SET TASK =
Return each line of the listing that contains the string "getShippingMethodName".

SUPPLIED INFORMATION =
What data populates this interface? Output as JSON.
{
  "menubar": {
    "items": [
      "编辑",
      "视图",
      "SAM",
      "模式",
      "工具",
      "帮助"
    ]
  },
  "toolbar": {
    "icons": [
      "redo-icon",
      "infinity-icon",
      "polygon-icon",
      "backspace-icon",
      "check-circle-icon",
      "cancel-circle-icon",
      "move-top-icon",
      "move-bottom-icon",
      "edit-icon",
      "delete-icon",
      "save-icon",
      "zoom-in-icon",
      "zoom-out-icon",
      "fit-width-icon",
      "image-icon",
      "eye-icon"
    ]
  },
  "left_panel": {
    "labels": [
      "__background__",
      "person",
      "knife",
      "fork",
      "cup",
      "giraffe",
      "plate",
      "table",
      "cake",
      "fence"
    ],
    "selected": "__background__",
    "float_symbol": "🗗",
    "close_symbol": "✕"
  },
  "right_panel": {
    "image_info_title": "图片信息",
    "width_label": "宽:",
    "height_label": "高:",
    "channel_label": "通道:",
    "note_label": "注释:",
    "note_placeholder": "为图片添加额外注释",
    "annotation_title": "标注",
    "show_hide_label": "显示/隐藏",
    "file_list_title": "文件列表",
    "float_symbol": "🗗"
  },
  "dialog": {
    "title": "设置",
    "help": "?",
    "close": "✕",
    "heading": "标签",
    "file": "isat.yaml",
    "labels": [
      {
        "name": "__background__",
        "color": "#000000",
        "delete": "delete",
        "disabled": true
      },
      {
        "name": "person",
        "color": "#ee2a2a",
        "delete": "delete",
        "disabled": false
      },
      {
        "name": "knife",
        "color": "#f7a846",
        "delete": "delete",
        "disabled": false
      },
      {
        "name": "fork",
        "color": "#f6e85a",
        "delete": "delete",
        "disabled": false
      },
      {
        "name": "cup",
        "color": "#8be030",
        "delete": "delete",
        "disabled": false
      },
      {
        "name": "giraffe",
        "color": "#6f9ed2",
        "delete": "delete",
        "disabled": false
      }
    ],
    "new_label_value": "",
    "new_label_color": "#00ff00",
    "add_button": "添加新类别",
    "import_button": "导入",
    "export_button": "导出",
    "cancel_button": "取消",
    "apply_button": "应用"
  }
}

...

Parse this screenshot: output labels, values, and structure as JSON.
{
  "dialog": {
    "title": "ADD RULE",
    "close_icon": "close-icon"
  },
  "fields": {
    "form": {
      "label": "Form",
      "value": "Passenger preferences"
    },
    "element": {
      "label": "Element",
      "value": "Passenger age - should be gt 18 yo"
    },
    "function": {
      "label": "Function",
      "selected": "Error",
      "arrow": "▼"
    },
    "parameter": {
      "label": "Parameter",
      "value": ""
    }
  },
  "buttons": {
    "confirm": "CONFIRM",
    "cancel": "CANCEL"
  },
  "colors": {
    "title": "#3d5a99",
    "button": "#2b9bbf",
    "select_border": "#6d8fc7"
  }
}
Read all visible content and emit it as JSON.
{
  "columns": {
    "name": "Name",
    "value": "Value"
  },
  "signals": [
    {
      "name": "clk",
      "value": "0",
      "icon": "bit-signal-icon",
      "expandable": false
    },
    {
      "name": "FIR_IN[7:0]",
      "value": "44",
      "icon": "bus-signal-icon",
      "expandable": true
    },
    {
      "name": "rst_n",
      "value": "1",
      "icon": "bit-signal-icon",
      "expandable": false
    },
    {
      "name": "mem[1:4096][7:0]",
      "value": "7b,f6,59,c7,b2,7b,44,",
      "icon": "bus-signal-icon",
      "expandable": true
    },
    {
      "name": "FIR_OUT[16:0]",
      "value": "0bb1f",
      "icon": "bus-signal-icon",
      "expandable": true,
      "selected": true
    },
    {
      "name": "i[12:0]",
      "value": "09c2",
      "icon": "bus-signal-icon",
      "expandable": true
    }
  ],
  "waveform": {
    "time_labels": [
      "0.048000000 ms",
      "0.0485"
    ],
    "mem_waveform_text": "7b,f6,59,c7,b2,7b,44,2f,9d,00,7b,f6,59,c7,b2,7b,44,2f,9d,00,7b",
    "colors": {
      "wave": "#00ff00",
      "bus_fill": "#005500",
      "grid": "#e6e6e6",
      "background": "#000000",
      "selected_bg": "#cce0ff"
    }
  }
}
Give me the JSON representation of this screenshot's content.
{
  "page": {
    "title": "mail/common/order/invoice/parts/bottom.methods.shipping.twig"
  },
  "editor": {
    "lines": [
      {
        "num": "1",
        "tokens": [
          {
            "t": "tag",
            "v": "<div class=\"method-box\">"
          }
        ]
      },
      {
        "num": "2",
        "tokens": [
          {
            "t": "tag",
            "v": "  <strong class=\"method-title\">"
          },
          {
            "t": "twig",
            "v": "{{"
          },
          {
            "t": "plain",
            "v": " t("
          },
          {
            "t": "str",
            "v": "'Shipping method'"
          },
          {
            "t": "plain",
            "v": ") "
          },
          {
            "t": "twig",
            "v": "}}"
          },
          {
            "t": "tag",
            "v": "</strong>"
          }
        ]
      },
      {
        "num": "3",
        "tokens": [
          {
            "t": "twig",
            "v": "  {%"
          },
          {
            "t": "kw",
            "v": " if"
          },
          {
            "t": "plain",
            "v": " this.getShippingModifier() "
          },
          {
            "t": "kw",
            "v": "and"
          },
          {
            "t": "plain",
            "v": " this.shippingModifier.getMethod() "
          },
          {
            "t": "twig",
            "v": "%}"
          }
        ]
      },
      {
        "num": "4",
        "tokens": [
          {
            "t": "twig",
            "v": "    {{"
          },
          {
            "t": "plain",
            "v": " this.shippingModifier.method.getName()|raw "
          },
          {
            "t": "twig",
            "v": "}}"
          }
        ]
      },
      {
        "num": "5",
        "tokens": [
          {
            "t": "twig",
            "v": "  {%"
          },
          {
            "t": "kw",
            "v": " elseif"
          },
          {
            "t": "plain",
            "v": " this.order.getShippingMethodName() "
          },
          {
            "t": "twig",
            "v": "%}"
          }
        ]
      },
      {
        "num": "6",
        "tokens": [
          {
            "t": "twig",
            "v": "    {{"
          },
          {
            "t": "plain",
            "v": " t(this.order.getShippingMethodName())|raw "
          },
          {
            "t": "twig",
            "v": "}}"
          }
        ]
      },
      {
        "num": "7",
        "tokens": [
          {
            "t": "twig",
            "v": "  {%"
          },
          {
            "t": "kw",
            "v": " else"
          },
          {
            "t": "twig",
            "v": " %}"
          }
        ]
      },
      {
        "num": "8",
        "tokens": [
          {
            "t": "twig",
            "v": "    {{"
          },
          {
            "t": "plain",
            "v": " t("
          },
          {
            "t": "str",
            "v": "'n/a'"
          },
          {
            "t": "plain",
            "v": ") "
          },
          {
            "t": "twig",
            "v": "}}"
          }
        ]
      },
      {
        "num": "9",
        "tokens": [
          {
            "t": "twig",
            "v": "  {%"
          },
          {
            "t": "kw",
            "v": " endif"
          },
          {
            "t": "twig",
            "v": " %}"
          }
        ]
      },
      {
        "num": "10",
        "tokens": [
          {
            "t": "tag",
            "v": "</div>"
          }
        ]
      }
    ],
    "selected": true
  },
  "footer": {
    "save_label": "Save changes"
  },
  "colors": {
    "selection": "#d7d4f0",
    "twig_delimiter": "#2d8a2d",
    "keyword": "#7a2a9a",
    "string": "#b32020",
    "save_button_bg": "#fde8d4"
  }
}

SOLUTION FOR THIS EXERCISE =
            "v": " this.order.getShippingMethodName() "
            "v": " t(this.order.getShippingMethodName())|raw "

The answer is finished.